Filter the entries and keep only the lines where the string "badge" appears.
----
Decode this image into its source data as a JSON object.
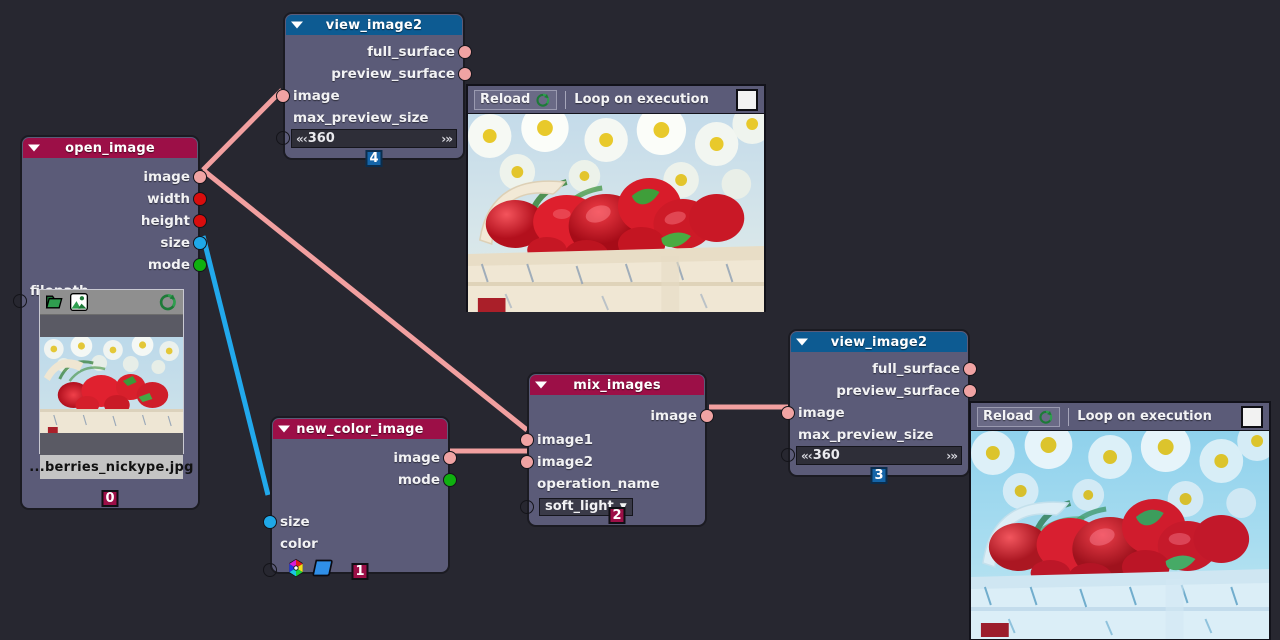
{
  "app": {
    "background_color": "#272730",
    "node_body_color": "#5b5b78",
    "title_red": "#9c0f47",
    "title_blue": "#0d5b92",
    "wire_pink": "#f2a0a0",
    "wire_blue": "#22a9ec"
  },
  "nodes": [
    {
      "id": "open_image",
      "title": "open_image",
      "badge": "0",
      "outputs": [
        "image",
        "width",
        "height",
        "size",
        "mode"
      ],
      "widget_label": "filepath",
      "file_name": "...berries_nickype.jpg"
    },
    {
      "id": "view_image2_top",
      "title": "view_image2",
      "badge": "4",
      "outputs": [
        "full_surface",
        "preview_surface"
      ],
      "inputs": [
        "image",
        "max_preview_size"
      ],
      "max_preview_size": "360"
    },
    {
      "id": "new_color_image",
      "title": "new_color_image",
      "badge": "1",
      "outputs": [
        "image",
        "mode"
      ],
      "inputs": [
        "size",
        "color"
      ]
    },
    {
      "id": "mix_images",
      "title": "mix_images",
      "badge": "2",
      "outputs": [
        "image"
      ],
      "inputs": [
        "image1",
        "image2",
        "operation_name"
      ],
      "operation_name": "soft_light"
    },
    {
      "id": "view_image2_bottom",
      "title": "view_image2",
      "badge": "3",
      "outputs": [
        "full_surface",
        "preview_surface"
      ],
      "inputs": [
        "image",
        "max_preview_size"
      ],
      "max_preview_size": "360"
    }
  ],
  "previews": [
    {
      "id": "preview_top",
      "reload_label": "Reload",
      "loop_label": "Loop on execution",
      "loop_checked": false,
      "image_description": "strawberries in a white wooden basket with daisies behind"
    },
    {
      "id": "preview_bottom",
      "reload_label": "Reload",
      "loop_label": "Loop on execution",
      "loop_checked": false,
      "image_description": "same strawberry basket photo tinted blue by soft_light blend"
    }
  ],
  "icons": {
    "reload": "reload-icon",
    "folder": "folder-icon",
    "image_file": "image-file-icon",
    "color_wheel": "color-wheel-icon",
    "color_swatch": "color-swatch-icon"
  }
}
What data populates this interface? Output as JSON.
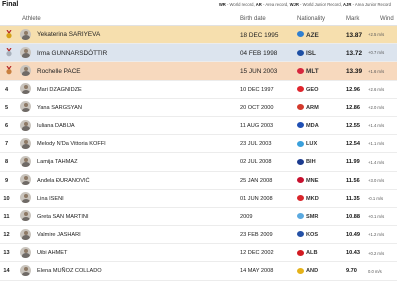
{
  "page": {
    "title": "Final",
    "legend": [
      {
        "code": "WR",
        "text": "World record"
      },
      {
        "code": "AR",
        "text": "Area record"
      },
      {
        "code": "WJR",
        "text": "World Junior Record"
      },
      {
        "code": "AJR",
        "text": "Area Junior Record"
      }
    ]
  },
  "columns": {
    "athlete": "Athlete",
    "birth_date": "Birth date",
    "nationality": "Nationality",
    "mark": "Mark",
    "wind": "Wind"
  },
  "rows": [
    {
      "rank": "",
      "medal": "gold",
      "name": "Yekaterina SARIYEVA",
      "birth": "18 DEC 1995",
      "nat": "AZE",
      "flag_color": "#2f7fd1",
      "mark": "13.87",
      "wind": "+2.5 m/s"
    },
    {
      "rank": "",
      "medal": "silver",
      "name": "Irma GUNNARSDÓTTIR",
      "birth": "04 FEB 1998",
      "nat": "ISL",
      "flag_color": "#1e4fa3",
      "mark": "13.72",
      "wind": "+0.7 m/s"
    },
    {
      "rank": "",
      "medal": "bronze",
      "name": "Rochelle PACE",
      "birth": "15 JUN 2003",
      "nat": "MLT",
      "flag_color": "#d7263d",
      "mark": "13.39",
      "wind": "+1.6 m/s"
    },
    {
      "rank": "4",
      "medal": "",
      "name": "Mari DZAGNIDZE",
      "birth": "10 DEC 1997",
      "nat": "GEO",
      "flag_color": "#e0262d",
      "mark": "12.96",
      "wind": "+2.6 m/s"
    },
    {
      "rank": "5",
      "medal": "",
      "name": "Yana SARGSYAN",
      "birth": "20 OCT 2000",
      "nat": "ARM",
      "flag_color": "#d33a2c",
      "mark": "12.86",
      "wind": "+2.0 m/s"
    },
    {
      "rank": "6",
      "medal": "",
      "name": "Iuliana DABIJA",
      "birth": "11 AUG 2003",
      "nat": "MDA",
      "flag_color": "#1f4fb4",
      "mark": "12.55",
      "wind": "+1.4 m/s"
    },
    {
      "rank": "7",
      "medal": "",
      "name": "Melody N'Da Vittoria KOFFI",
      "birth": "23 JUL 2003",
      "nat": "LUX",
      "flag_color": "#3aa0dc",
      "mark": "12.54",
      "wind": "+1.1 m/s"
    },
    {
      "rank": "8",
      "medal": "",
      "name": "Lamija TAHMAZ",
      "birth": "02 JUL 2008",
      "nat": "BIH",
      "flag_color": "#1c3b8f",
      "mark": "11.99",
      "wind": "+1.4 m/s"
    },
    {
      "rank": "9",
      "medal": "",
      "name": "Anđela ĐURANOVIĆ",
      "birth": "25 JAN 2008",
      "nat": "MNE",
      "flag_color": "#c8102e",
      "mark": "11.56",
      "wind": "+3.0 m/s"
    },
    {
      "rank": "10",
      "medal": "",
      "name": "Lina ISENI",
      "birth": "01 JUN 2008",
      "nat": "MKD",
      "flag_color": "#d9262b",
      "mark": "11.35",
      "wind": "-0.1 m/s"
    },
    {
      "rank": "11",
      "medal": "",
      "name": "Greta SAN MARTINI",
      "birth": "2009",
      "nat": "SMR",
      "flag_color": "#5aa9e0",
      "mark": "10.88",
      "wind": "+0.1 m/s"
    },
    {
      "rank": "12",
      "medal": "",
      "name": "Valmire JASHARI",
      "birth": "23 FEB 2009",
      "nat": "KOS",
      "flag_color": "#2451a6",
      "mark": "10.49",
      "wind": "+1.2 m/s"
    },
    {
      "rank": "13",
      "medal": "",
      "name": "Uibi AHMET",
      "birth": "12 DEC 2002",
      "nat": "ALB",
      "flag_color": "#d21a21",
      "mark": "10.43",
      "wind": "+0.2 m/s"
    },
    {
      "rank": "14",
      "medal": "",
      "name": "Elena MUÑOZ COLLADO",
      "birth": "14 MAY 2008",
      "nat": "AND",
      "flag_color": "#e5b219",
      "mark": "9.70",
      "wind": "0.0 m/s"
    }
  ]
}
----
▶ _THE REPLY_:
      "badge": "0",
      "badge": "4",
      "badge": "1",
      "badge": "2",
      "badge": "3",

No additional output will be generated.